EXTRACT TO READ =>
⁂

Fair enough points. I expect alot from him during the late summer. I would think that it is going to come up alot during the national debates.

Ryan


----------



## hunter9494 (Jan 21, 2007)

Obama said something to the effect of: "I'm not scared to talk to Iran or Hamas." (And by extension: I've got something to say to Iran and Hamas.)

damn ryan, do you think most folks want a president they have to out guess as to his position and intentions? Obama can't keep playing games, he will be taken to task for substance in the upcoming debates. 
he won't be allowed to use shallow rhetoric to explain himself. 
claiming to be clairvoyant is not a strategy for dealing with rogue nations.

he is very good at two things....soaring rhetoric and not revealing his true intentions/plans for dealing with the rogue governments...actually he will have to rely very heavily upon his advisers to keep from bungling his foreign relations meetings....that should scare the hell out of every American, if you are tuned in, that is.....


----------



## cwoparson (Aug 23, 2007)

Then why mention it? Within 30 seconds after posting I deleted the post after realizing it was senseless to respond to anything that was simply spoon fed regurgitation from fools. :eyeroll:

Now I know Obama is trying to spin this garbage off as an excuse for his flubs and stupid comments. The Soviets wern't trying to build nukes to pass on to terrorist groups. How anyone can be dumb enough to believe that garbage is beyond me. Comparing the soviets to terrorist sponsors like Iran is simply stupid.


----------



## Plainsman (Jul 30, 2003)

Did you see him flip flop on Iran. Not to long ago he said they were not a serious threat. Yesterday, or was it the day before that he was in Montana? In Montana he said Iran is a serious threat. He was taking some heat for saying Iran was not a serious threat. One of his aids evidently didn't like what he was seeing in the tea leaves after that comment so he switched in something like 24 hours. He's going to make John Kerry look stable. 
Looks like will will get to watch two door knobs slug it out. I think I will vote for the pro gun door knob.


----------



## DecoyDummy (May 25, 2005)

It is safe to say, The time when Isalm is interested in negotiating with non-believers is at the point where we are discussing the conditions under which Islam will allow us to continue to exist.

In the end it's Conversion, Subjugation or Death ... those are the choices with Islam.

In the final analsis ... that becomes the truth of the matter.

Which choice is it you would like Obama to discuss on our behalf?


----------



## Plainsman (Jul 30, 2003)

Keep in mind that the stupid thing said by James Baker, or McCain do not negate the fact that Obama doesn't know what he is doing. It would appear that because another dumb statement is made by a conservative that somehow it justifies stupidity by a liberal. They are all idiots if they think they can negotiate with radical Islam. One dumb person does not justify stupidity of another.


----------



## hunter9494 (Jan 21, 2007)

decoy dummy is spot on....Obama will only weaken us when it comes to dealing with the Iranians.....yeah, "let's try something different", Barack.

⁂

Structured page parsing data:
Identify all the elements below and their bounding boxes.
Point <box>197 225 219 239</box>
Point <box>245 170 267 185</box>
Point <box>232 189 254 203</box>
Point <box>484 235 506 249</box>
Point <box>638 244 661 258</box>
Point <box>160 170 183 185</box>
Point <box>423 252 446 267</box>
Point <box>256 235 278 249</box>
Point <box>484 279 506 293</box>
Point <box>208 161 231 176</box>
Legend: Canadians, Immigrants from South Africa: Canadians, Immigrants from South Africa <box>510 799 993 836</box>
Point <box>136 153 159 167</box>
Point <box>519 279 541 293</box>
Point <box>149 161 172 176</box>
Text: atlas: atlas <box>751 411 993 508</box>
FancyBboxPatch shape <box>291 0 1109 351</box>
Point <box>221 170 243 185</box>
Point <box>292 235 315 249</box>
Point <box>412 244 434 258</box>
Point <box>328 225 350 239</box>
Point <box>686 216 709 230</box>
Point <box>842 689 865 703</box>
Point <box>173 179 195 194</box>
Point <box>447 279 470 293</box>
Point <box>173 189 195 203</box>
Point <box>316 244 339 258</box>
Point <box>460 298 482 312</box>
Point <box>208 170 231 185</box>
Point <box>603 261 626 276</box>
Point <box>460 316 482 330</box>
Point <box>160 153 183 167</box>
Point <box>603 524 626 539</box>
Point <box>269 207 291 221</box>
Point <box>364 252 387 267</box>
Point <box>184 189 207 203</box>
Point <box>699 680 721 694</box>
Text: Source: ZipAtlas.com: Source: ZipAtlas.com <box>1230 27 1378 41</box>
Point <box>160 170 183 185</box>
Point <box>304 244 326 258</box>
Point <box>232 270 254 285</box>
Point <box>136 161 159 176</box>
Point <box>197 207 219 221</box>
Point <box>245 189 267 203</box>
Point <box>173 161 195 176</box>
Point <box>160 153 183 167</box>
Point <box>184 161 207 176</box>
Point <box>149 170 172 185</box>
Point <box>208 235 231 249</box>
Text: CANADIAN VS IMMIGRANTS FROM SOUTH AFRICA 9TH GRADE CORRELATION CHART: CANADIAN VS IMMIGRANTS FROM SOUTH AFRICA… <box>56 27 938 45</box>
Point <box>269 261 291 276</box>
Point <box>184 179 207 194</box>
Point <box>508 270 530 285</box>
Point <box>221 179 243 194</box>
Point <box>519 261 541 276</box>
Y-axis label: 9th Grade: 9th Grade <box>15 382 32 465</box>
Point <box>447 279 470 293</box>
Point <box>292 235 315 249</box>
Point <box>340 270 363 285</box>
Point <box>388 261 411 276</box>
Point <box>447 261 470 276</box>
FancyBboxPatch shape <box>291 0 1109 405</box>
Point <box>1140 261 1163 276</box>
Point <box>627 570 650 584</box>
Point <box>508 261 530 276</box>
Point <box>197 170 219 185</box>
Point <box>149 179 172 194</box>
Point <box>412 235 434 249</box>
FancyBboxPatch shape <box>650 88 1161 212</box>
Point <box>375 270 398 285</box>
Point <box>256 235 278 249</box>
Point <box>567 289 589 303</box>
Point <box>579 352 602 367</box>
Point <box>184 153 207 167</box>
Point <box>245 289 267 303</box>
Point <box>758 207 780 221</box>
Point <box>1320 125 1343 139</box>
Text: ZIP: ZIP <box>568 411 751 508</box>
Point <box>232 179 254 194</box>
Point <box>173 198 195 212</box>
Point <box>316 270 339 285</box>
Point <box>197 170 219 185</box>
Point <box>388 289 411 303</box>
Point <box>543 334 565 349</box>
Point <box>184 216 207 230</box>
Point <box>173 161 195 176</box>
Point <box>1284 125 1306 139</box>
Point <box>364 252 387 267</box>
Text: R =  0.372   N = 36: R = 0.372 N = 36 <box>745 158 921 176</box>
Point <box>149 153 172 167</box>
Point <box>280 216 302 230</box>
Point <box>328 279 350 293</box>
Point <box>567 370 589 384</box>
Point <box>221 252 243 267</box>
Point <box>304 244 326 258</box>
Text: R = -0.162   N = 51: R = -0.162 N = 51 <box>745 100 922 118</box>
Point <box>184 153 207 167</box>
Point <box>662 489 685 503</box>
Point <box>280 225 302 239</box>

⁂

ASSIGNMENT =>
Please answer from the forum thread above: according to Plainsman, where did Obama say Iran is a serious threat?

YOUR RESPONSE =>
In Montana.